Exercise brief: In the entries below, find the lines that contain the word "นการศ" and copy them.

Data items

....

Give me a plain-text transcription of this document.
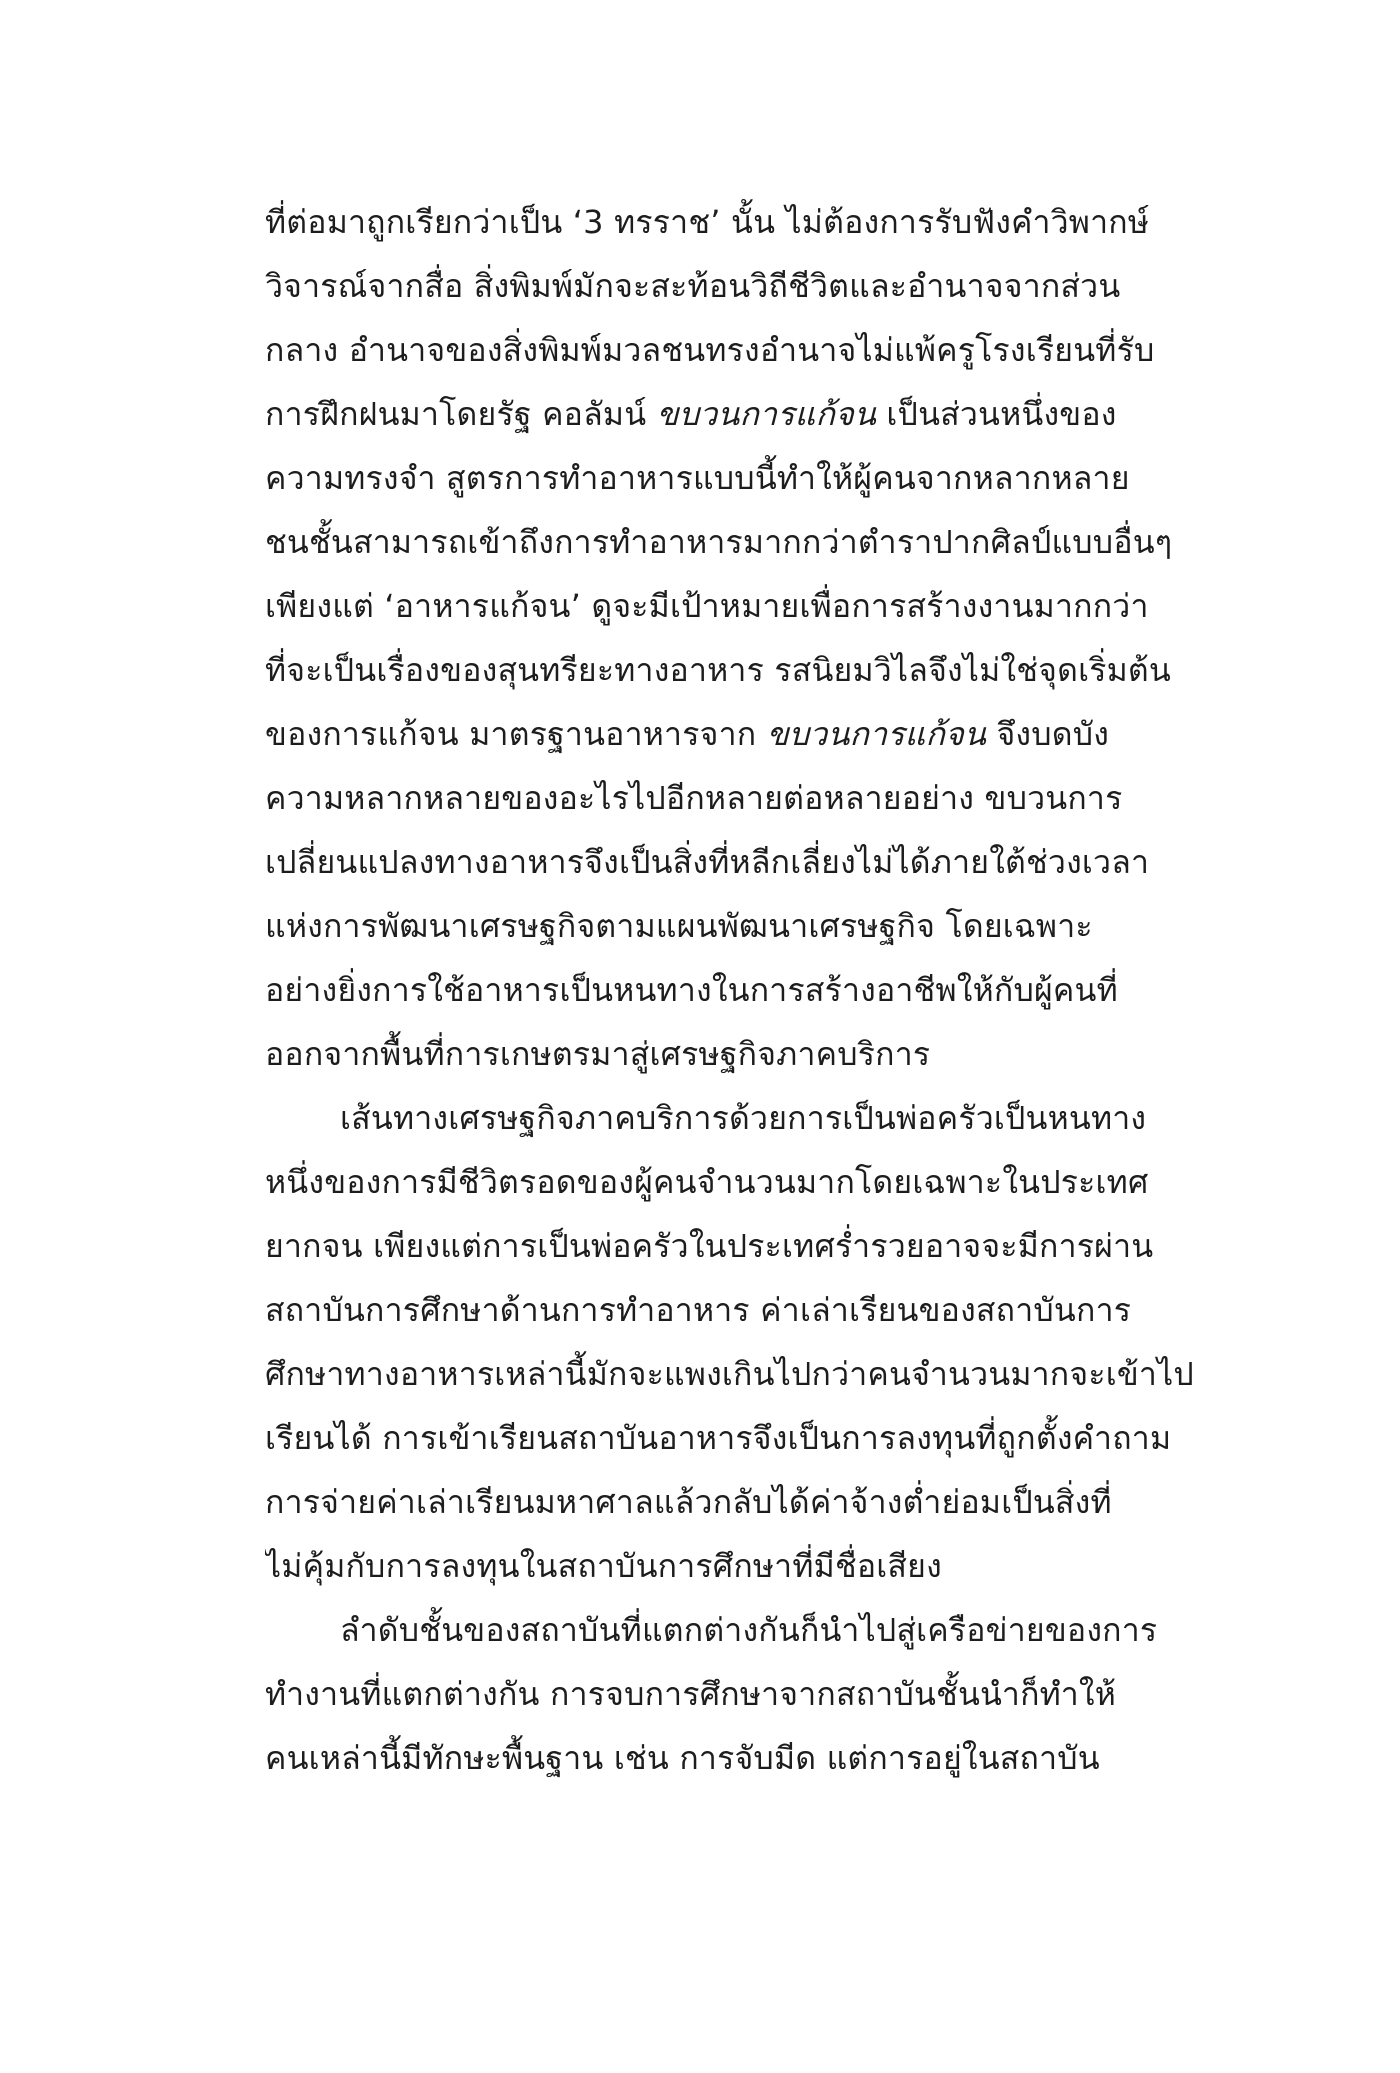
ที่ต่อมาถูกเรียกว่าเป็น ‘3 ทรราช’ นั้น ไม่ต้องการรับฟังคำวิพากษ์
วิจารณ์จากสื่อ สิ่งพิมพ์มักจะสะท้อนวิถีชีวิตและอำนาจจากส่วน
กลาง อำนาจของสิ่งพิมพ์มวลชนทรงอำนาจไม่แพ้ครูโรงเรียนที่รับ
การฝึกฝนมาโดยรัฐ คอลัมน์ ขบวนการแก้จน เป็นส่วนหนึ่งของ
ความทรงจำ สูตรการทำอาหารแบบนี้ทำให้ผู้คนจากหลากหลาย
ชนชั้นสามารถเข้าถึงการทำอาหารมากกว่าตำราปากศิลป์แบบอื่นๆ
เพียงแต่ ‘อาหารแก้จน’ ดูจะมีเป้าหมายเพื่อการสร้างงานมากกว่า
ที่จะเป็นเรื่องของสุนทรียะทางอาหาร รสนิยมวิไลจึงไม่ใช่จุดเริ่มต้น
ของการแก้จน มาตรฐานอาหารจาก ขบวนการแก้จน จึงบดบัง
ความหลากหลายของอะไรไปอีกหลายต่อหลายอย่าง ขบวนการ
เปลี่ยนแปลงทางอาหารจึงเป็นสิ่งที่หลีกเลี่ยงไม่ได้ภายใต้ช่วงเวลา
แห่งการพัฒนาเศรษฐกิจตามแผนพัฒนาเศรษฐกิจ โดยเฉพาะ
อย่างยิ่งการใช้อาหารเป็นหนทางในการสร้างอาชีพให้กับผู้คนที่
ออกจากพื้นที่การเกษตรมาสู่เศรษฐกิจภาคบริการ
เส้นทางเศรษฐกิจภาคบริการด้วยการเป็นพ่อครัวเป็นหนทาง
หนึ่งของการมีชีวิตรอดของผู้คนจำนวนมากโดยเฉพาะในประเทศ
ยากจน เพียงแต่การเป็นพ่อครัวในประเทศร่ำรวยอาจจะมีการผ่าน
สถาบันการศึกษาด้านการทำอาหาร ค่าเล่าเรียนของสถาบันการ
ศึกษาทางอาหารเหล่านี้มักจะแพงเกินไปกว่าคนจำนวนมากจะเข้าไป
เรียนได้ การเข้าเรียนสถาบันอาหารจึงเป็นการลงทุนที่ถูกตั้งคำถาม
การจ่ายค่าเล่าเรียนมหาศาลแล้วกลับได้ค่าจ้างต่ำย่อมเป็นสิ่งที่
ไม่คุ้มกับการลงทุนในสถาบันการศึกษาที่มีชื่อเสียง
ลำดับชั้นของสถาบันที่แตกต่างกันก็นำไปสู่เครือข่ายของการ
ทำงานที่แตกต่างกัน การจบการศึกษาจากสถาบันชั้นนำก็ทำให้
คนเหล่านี้มีทักษะพื้นฐาน เช่น การจับมีด แต่การอยู่ในสถาบัน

....

Solution for this task:
สถาบันการศึกษาด้านการทำอาหาร ค่าเล่าเรียนของสถาบันการ
ไม่คุ้มกับการลงทุนในสถาบันการศึกษาที่มีชื่อเสียง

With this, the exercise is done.